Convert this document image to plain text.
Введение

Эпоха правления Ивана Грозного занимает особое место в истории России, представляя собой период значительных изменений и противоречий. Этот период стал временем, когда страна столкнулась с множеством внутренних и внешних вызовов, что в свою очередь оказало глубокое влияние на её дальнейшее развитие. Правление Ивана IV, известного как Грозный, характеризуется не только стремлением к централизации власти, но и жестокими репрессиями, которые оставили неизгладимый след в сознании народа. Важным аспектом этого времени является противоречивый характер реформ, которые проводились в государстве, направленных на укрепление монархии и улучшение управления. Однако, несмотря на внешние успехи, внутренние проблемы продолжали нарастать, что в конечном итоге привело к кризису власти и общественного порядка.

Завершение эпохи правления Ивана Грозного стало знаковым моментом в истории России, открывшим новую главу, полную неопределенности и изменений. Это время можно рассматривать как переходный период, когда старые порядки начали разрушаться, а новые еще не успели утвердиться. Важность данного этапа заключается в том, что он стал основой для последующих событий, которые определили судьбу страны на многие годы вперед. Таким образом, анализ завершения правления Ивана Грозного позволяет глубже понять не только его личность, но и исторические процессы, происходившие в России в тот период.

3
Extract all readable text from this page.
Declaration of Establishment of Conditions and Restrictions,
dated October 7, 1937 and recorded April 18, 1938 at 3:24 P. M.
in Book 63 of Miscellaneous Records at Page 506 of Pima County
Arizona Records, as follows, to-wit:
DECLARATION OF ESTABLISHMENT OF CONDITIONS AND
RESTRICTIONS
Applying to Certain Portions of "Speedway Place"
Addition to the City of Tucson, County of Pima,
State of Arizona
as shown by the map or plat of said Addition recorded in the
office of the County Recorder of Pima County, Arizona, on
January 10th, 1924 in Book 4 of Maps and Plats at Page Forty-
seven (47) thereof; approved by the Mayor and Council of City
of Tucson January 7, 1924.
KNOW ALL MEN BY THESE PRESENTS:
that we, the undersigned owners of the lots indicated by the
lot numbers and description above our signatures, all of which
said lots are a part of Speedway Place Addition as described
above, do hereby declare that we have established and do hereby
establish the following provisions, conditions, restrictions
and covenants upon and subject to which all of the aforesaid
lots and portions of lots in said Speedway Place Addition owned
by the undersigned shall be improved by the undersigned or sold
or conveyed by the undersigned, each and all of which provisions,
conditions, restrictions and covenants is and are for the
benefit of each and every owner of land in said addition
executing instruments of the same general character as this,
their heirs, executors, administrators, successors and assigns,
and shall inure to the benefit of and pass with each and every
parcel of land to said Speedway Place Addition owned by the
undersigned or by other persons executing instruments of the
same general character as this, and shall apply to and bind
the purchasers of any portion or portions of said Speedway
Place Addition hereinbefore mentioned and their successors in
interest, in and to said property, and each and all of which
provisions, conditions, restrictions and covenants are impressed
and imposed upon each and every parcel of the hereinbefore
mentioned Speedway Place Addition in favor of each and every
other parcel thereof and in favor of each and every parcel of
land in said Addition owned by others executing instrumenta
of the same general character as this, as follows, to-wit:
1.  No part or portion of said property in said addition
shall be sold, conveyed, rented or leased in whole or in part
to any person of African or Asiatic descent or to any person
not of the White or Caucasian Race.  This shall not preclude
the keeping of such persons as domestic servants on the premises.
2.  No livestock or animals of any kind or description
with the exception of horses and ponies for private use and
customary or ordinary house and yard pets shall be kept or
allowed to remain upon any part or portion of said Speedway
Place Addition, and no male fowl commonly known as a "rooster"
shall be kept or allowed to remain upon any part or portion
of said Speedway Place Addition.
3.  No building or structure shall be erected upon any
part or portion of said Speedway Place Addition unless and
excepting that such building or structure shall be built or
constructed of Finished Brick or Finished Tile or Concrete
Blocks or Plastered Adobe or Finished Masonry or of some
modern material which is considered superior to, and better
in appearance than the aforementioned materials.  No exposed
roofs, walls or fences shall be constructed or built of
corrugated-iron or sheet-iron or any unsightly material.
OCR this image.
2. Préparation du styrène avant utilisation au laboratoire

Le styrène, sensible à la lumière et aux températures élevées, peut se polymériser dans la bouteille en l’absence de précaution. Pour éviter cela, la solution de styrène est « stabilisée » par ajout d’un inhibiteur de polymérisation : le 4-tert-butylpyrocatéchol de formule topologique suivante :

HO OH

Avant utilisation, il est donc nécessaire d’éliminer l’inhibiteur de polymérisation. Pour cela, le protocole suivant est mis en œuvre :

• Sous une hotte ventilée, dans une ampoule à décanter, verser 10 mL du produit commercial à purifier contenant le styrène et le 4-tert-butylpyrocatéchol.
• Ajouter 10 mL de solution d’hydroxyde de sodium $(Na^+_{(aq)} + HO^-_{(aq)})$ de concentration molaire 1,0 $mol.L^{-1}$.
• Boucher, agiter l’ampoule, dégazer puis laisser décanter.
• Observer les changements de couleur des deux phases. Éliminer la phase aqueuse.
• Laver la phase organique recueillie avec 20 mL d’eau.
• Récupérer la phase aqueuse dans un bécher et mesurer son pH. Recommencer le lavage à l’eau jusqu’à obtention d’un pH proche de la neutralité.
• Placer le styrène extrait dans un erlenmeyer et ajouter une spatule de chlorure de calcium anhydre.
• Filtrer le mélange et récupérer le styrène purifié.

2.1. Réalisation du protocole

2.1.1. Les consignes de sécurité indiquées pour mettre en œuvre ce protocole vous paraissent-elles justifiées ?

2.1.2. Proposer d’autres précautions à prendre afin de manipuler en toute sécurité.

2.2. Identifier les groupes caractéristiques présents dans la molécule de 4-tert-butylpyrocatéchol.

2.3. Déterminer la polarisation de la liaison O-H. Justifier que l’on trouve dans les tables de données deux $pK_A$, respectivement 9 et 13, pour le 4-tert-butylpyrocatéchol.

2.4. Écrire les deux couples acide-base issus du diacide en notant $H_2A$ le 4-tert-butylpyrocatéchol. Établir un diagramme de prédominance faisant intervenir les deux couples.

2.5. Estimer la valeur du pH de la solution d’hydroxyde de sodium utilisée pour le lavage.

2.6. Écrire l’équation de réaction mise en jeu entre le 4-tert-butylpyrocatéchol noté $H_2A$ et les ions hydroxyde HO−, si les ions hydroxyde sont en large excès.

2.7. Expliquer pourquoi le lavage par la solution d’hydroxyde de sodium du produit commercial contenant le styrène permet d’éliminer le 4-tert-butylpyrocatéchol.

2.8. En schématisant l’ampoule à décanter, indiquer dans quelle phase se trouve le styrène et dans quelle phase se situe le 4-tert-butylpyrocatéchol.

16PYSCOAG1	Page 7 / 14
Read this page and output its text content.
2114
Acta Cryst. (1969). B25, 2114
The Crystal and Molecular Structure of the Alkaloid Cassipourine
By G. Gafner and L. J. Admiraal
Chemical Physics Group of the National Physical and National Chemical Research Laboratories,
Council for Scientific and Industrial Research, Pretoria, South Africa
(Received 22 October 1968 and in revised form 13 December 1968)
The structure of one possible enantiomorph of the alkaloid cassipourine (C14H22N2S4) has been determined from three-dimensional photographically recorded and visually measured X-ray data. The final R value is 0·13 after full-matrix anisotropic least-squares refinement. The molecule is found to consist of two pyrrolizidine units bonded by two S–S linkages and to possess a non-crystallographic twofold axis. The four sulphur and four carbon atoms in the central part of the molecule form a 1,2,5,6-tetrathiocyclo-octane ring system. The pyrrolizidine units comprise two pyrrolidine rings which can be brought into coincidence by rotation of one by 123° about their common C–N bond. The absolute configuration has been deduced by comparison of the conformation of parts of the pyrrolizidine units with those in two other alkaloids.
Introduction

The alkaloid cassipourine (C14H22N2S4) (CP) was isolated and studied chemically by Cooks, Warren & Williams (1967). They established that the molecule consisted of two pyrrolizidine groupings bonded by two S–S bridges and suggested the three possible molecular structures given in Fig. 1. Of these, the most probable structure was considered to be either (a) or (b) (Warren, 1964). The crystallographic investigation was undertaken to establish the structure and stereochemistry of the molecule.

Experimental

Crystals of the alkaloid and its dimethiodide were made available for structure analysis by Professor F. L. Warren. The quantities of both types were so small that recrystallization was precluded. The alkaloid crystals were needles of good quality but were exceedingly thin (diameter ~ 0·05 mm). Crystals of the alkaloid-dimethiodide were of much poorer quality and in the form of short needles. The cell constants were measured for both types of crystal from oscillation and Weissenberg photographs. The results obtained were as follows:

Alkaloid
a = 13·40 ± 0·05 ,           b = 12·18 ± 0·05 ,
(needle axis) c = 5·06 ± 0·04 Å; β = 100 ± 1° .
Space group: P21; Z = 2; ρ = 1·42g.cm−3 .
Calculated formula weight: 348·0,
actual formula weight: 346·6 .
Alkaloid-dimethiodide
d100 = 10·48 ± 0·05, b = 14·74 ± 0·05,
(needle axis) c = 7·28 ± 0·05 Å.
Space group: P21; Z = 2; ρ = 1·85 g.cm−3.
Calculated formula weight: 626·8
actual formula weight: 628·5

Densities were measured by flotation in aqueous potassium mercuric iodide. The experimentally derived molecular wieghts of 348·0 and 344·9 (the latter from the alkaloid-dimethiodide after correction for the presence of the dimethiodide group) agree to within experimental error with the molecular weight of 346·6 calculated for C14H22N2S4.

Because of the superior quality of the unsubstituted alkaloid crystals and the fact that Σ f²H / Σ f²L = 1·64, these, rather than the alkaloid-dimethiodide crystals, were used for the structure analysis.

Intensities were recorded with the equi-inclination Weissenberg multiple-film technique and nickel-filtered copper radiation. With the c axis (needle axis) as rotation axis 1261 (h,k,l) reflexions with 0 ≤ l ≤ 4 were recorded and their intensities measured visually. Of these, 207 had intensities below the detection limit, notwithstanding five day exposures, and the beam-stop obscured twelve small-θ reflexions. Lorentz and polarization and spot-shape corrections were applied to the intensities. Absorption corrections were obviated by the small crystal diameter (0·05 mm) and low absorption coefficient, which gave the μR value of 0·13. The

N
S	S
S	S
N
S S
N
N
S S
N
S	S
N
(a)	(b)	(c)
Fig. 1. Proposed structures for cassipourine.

○ ○ ○

> [Given task]
Pick out every line above that contains the word "City" and copy it.

> [Task answer]
Addition to the City of Tucson, County of Pima,
seven (47) thereof; approved by the Mayor and Council of City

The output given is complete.